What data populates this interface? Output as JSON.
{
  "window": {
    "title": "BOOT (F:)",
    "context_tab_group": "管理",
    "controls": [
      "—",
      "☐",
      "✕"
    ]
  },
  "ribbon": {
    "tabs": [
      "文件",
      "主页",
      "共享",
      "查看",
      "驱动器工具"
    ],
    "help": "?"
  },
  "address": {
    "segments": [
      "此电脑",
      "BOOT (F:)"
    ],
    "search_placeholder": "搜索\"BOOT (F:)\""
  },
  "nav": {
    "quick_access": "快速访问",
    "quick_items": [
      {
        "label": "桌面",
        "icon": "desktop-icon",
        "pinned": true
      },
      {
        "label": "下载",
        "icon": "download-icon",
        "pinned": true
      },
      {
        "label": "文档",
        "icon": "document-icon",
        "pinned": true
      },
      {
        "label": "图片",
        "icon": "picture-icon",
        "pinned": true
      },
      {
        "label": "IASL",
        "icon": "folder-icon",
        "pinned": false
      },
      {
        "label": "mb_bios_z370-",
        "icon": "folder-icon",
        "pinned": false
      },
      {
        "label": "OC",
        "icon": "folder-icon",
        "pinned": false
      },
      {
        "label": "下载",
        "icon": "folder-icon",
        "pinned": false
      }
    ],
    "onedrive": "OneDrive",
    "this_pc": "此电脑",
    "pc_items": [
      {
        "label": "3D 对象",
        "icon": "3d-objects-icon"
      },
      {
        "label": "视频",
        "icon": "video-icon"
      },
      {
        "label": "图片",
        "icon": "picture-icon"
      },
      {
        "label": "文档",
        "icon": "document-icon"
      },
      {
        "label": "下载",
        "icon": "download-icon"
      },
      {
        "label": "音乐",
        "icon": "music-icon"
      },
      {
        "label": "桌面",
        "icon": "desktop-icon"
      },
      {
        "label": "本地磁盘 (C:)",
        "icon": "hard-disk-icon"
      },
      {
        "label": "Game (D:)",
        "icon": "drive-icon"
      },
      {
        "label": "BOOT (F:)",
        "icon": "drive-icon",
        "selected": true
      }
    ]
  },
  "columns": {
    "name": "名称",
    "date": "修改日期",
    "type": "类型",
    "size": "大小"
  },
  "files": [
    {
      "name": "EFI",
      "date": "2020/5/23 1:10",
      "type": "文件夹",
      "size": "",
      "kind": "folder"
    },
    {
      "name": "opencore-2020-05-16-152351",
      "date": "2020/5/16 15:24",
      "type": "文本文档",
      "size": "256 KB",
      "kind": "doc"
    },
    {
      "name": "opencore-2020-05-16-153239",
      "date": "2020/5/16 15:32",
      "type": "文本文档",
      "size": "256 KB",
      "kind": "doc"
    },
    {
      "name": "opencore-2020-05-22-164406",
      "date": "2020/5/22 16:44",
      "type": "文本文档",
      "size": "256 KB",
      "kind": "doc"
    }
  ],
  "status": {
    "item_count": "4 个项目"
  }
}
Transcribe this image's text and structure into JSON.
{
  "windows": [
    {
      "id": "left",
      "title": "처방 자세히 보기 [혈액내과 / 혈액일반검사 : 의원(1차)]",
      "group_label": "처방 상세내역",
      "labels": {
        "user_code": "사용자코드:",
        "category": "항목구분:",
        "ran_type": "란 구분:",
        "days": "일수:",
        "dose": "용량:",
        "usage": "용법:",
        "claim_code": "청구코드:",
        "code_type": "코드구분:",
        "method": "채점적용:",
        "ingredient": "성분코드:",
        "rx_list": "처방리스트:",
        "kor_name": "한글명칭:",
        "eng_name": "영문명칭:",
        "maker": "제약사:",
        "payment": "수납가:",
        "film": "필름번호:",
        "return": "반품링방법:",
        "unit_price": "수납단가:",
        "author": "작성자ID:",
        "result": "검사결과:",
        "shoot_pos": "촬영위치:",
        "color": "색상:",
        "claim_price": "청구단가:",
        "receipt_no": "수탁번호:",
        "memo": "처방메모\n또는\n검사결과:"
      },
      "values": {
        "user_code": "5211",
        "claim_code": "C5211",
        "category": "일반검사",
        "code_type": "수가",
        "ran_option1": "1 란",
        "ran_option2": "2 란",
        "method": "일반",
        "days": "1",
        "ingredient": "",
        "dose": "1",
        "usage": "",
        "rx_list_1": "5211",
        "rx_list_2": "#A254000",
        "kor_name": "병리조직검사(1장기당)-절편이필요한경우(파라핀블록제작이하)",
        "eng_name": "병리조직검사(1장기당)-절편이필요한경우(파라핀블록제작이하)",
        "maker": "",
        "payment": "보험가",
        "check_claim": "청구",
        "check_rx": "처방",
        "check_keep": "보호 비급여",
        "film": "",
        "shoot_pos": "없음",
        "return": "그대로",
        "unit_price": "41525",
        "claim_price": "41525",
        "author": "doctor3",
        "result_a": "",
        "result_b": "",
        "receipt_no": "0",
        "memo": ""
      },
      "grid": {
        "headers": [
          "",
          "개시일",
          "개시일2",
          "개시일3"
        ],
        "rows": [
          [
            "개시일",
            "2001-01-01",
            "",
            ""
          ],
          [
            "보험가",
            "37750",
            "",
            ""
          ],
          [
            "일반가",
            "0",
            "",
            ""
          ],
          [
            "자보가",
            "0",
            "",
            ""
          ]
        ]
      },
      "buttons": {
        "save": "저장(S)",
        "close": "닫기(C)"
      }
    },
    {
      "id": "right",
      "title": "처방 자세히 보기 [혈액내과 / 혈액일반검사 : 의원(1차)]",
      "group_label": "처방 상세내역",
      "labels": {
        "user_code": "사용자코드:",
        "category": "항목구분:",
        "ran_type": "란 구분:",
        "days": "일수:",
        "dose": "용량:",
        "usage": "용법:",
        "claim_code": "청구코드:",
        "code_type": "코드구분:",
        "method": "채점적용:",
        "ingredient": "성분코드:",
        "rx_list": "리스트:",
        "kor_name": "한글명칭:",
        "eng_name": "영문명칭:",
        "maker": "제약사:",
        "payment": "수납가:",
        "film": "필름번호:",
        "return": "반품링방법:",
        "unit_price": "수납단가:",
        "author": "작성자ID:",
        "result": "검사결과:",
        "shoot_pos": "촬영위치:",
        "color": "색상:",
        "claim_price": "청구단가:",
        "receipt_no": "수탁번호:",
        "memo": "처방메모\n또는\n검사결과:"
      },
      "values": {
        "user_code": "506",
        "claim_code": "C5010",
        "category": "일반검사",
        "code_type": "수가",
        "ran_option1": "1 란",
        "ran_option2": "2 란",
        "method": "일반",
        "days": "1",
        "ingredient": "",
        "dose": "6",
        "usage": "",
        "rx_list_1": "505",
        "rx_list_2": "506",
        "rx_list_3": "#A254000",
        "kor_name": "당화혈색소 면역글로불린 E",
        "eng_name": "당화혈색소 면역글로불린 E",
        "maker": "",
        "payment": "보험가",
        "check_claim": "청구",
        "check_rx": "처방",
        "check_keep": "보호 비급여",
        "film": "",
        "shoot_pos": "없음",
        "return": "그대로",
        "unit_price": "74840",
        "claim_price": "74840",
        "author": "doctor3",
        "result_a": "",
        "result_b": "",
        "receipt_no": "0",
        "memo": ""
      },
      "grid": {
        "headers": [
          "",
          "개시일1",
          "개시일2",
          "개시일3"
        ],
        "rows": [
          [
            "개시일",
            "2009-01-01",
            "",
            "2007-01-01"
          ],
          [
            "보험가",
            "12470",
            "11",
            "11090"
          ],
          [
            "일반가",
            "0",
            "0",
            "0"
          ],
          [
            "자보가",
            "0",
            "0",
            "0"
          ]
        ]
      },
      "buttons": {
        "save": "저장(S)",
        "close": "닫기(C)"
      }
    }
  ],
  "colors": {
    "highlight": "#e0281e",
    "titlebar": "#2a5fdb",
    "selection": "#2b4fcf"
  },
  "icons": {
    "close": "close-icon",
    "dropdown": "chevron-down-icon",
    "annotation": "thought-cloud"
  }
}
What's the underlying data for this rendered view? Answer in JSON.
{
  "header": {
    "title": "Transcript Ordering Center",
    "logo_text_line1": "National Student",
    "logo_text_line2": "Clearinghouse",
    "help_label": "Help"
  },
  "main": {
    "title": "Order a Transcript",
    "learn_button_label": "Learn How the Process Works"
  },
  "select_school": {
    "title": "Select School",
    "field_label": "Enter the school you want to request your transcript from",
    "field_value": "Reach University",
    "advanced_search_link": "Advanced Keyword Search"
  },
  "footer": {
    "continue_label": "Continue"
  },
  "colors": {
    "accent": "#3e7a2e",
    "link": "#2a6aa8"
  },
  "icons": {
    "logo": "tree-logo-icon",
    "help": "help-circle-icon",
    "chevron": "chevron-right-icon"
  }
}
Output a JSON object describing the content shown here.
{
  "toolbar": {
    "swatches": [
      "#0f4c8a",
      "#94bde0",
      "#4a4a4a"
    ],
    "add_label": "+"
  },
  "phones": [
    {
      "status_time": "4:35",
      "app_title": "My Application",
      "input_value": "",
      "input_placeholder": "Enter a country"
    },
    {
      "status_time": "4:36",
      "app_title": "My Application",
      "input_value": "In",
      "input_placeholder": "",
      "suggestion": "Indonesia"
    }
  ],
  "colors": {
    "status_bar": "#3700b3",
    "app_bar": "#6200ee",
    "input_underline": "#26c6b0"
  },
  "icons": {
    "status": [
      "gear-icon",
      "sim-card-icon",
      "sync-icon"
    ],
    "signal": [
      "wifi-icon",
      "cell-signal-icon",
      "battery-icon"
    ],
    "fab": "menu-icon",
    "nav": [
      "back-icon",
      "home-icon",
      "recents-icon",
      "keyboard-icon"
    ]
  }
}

What to produce =>
Identify and extract each line of the listing that contains "면역글로불린".

Solution to this problem =>
        "kor_name": "당화혈색소 면역글로불린 E",
        "eng_name": "당화혈색소 면역글로불린 E",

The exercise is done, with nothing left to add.